◆ Consigne écrite 1
Présente sous forme de tableau Markdown les lignes des entrées allant du début jusqu'à la ligne contenant « scroll-down-icon[interactable] xyxy=(319,607,327,613) », ces deux limites incluses, en omettant les lignes vides. Utilise deux colonnes intitulées « Numéro » et « Ligne ».

◆ Texte de la page
Le procès de l'égalité

 

L'idéal d'égalité est-il devenu risible, infantile?

 

La question travaille nos nouveaux réactionnaires presque dans les mêmes termes, sinon avec les mêmes mots, où elle préoccupait déjà en leur temps Flaubert ou Renan. On sait en effet, grâce aux travaux d'Albert Cassagne, comment la décomposition du romantisme produit chez un certain nombre d'artistes et de philosophes un rejet de toute illusion sur le peuple, naguère idolâtré. Après, l'échec de 1848, la désillusion devient rejet de toute idée d'égalité entre les hommes et les classes sociales. Mais en la matière, Nicolas Berdiaev est sans doute insurpassable. Ce penseur russe, qui eut une grande influence sur les « non-conformistes » des années 1930, est à nouveau très en vogue aujourd'hui. Ex-marxiste, disciple de Joseph de Maistre, fasciné par le destin de la Russie communiste, fondamentalement antilibéral, ne préfigure-t-il pas certains itinéraires contemporains ? Dans son livre « De l'inégalité » (publié pour la pre­mière fois en 1923 (61), il écrit:

« Or celui qui s'intéresse à l'essence de la vie et non à sa surface, devra reconnaître que ce n'est pas l'aristocratie mais la démocratie qui est privée de fondements ontologiques [...) On ne peut même pas opposer la Démocratie à l'Aristocratie. Ce sont là des notions incommensurables, de qualités complètement différentes. La démocratie représentative peut se donner (tout au plus) pour but la sélection des meilleurs ».

C'est Maurice Dantec qui noue le plus clairement le projet d'une «sélection des meilleurs » au procès de l'égalitarisme. Dans son Théâtre des opérations, il écrit en effet :

« Depuis les origines de la pensée politique occidentale, deux visions de l'homme et de la société étaient à jamais fixées [...] et à jamais antinomiques. La première suppose qu'un «maximum d'êtres humains aient le droit de vivre et de se reproduire sur notre bonne vieille terre ». Tandis que la seconde exige qu'un « certain patrimoine artistique et scientifique ait la chance de perdurer, de se transmettre, d'évoluer, et passe ainsi de générations en générations (62) ».

59. Albert Castagne, la Théorie de l'art pour l'art, Paris, Lucien Dorbon, 1959.

60. Voir Nicolas Berdiaev, le Nouveau Moyen Âge, Paris, L'Âge d'homme, 1999.

61. Id., De l'inégalité, trad. fr., Paris, L'Âge d'homme, 1976.

◆ Lignes
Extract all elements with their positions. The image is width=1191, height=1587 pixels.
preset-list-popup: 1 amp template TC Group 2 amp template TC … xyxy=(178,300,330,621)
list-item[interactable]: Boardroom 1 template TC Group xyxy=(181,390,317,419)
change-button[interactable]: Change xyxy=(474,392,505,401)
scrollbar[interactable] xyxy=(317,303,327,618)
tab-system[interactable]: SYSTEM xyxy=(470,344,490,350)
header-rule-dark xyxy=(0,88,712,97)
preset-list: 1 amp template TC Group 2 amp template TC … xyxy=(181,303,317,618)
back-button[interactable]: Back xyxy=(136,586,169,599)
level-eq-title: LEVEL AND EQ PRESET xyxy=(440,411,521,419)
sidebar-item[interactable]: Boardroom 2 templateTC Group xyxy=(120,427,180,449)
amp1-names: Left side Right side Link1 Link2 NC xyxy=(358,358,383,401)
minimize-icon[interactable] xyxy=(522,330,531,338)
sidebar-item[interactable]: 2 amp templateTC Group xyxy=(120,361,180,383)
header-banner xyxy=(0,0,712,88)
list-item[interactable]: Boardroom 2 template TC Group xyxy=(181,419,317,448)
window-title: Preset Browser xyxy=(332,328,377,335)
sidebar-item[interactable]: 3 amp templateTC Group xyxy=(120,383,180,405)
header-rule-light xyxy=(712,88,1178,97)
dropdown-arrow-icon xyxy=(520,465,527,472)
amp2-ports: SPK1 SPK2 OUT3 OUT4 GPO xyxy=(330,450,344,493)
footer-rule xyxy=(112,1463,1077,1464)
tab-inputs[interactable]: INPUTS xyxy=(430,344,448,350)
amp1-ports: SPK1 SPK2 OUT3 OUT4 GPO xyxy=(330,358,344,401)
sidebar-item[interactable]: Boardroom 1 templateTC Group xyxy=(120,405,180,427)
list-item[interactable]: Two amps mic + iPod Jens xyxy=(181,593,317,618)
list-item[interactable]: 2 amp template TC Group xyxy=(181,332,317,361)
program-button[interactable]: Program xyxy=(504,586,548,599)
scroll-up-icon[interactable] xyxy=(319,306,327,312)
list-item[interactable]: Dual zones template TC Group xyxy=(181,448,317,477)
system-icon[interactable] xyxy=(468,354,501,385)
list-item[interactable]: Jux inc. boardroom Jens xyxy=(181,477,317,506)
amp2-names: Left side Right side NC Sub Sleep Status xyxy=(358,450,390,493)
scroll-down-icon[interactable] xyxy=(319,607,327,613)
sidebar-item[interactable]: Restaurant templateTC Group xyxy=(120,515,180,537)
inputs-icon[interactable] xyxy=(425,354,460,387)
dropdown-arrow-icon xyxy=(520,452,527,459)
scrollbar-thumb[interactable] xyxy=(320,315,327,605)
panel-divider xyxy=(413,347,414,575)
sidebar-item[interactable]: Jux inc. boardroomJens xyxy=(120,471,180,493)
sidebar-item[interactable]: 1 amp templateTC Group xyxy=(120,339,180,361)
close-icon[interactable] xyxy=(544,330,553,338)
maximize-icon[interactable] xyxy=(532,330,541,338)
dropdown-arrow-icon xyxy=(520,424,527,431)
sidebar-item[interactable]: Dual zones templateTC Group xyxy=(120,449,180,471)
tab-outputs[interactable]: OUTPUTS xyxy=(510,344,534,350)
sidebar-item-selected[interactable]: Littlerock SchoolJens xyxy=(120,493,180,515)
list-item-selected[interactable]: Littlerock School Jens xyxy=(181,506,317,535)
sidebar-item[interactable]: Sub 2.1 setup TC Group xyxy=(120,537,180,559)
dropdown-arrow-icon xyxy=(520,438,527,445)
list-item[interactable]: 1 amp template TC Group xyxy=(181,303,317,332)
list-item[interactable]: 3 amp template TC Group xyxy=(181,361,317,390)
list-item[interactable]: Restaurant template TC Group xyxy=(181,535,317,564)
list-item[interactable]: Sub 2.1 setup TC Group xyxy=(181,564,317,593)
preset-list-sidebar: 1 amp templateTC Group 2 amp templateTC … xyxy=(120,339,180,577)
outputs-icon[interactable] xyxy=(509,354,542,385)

◆ Consigne écrite 2
D'après le texte sur le procès de l'égalité, quel penseur russe a eu une grande influence sur les « non-conformistes » des années 1930 ?

◆ Réponse écrite 1
| Numéro | Ligne |
|---|---|
| 1 | Extract all elements with their positions. The image is width=1191, height=1587 pixels. |
| 2 | preset-list-popup: 1 amp template TC Group 2 amp template TC … xyxy=(178,300,330,621) |
| 3 | list-item[interactable]: Boardroom 1 template TC Group xyxy=(181,390,317,419) |
| 4 | change-button[interactable]: Change xyxy=(474,392,505,401) |
| 5 | scrollbar[interactable] xyxy=(317,303,327,618) |
| 6 | tab-system[interactable]: SYSTEM xyxy=(470,344,490,350) |
| 7 | header-rule-dark xyxy=(0,88,712,97) |
| 8 | preset-list: 1 amp template TC Group 2 amp template TC … xyxy=(181,303,317,618) |
| 9 | back-button[interactable]: Back xyxy=(136,586,169,599) |
| 10 | level-eq-title: LEVEL AND EQ PRESET xyxy=(440,411,521,419) |
| 11 | sidebar-item[interactable]: Boardroom 2 templateTC Group xyxy=(120,427,180,449) |
| 12 | amp1-names: Left side Right side Link1 Link2 NC xyxy=(358,358,383,401) |
| 13 | minimize-icon[interactable] xyxy=(522,330,531,338) |
| 14 | sidebar-item[interactable]: 2 amp templateTC Group xyxy=(120,361,180,383) |
| 15 | header-banner xyxy=(0,0,712,88) |
| 16 | list-item[interactable]: Boardroom 2 template TC Group xyxy=(181,419,317,448) |
| 17 | window-title: Preset Browser xyxy=(332,328,377,335) |
| 18 | sidebar-item[interactable]: 3 amp templateTC Group xyxy=(120,383,180,405) |
| 19 | header-rule-light xyxy=(712,88,1178,97) |
| 20 | dropdown-arrow-icon xyxy=(520,465,527,472) |
| 21 | amp2-ports: SPK1 SPK2 OUT3 OUT4 GPO xyxy=(330,450,344,493) |
| 22 | footer-rule xyxy=(112,1463,1077,1464) |
| 23 | tab-inputs[interactable]: INPUTS xyxy=(430,344,448,350) |
| 24 | amp1-ports: SPK1 SPK2 OUT3 OUT4 GPO xyxy=(330,358,344,401) |
| 25 | sidebar-item[interactable]: Boardroom 1 templateTC Group xyxy=(120,405,180,427) |
| 26 | list-item[interactable]: Two amps mic + iPod Jens xyxy=(181,593,317,618) |
| 27 | list-item[interactable]: 2 amp template TC Group xyxy=(181,332,317,361) |
| 28 | program-button[interactable]: Program xyxy=(504,586,548,599) |
| 29 | scroll-up-icon[interactable] xyxy=(319,306,327,312) |
| 30 | list-item[interactable]: Dual zones template TC Group xyxy=(181,448,317,477) |
| 31 | system-icon[interactable] xyxy=(468,354,501,385) |
| 32 | list-item[interactable]: Jux inc. boardroom Jens xyxy=(181,477,317,506) |
| 33 | amp2-names: Left side Right side NC Sub Sleep Status xyxy=(358,450,390,493) |
| 34 | scroll-down-icon[interactable] xyxy=(319,607,327,613) |

◆ Réponse écrite 2
Il s'agit de Nicolas Berdiaev.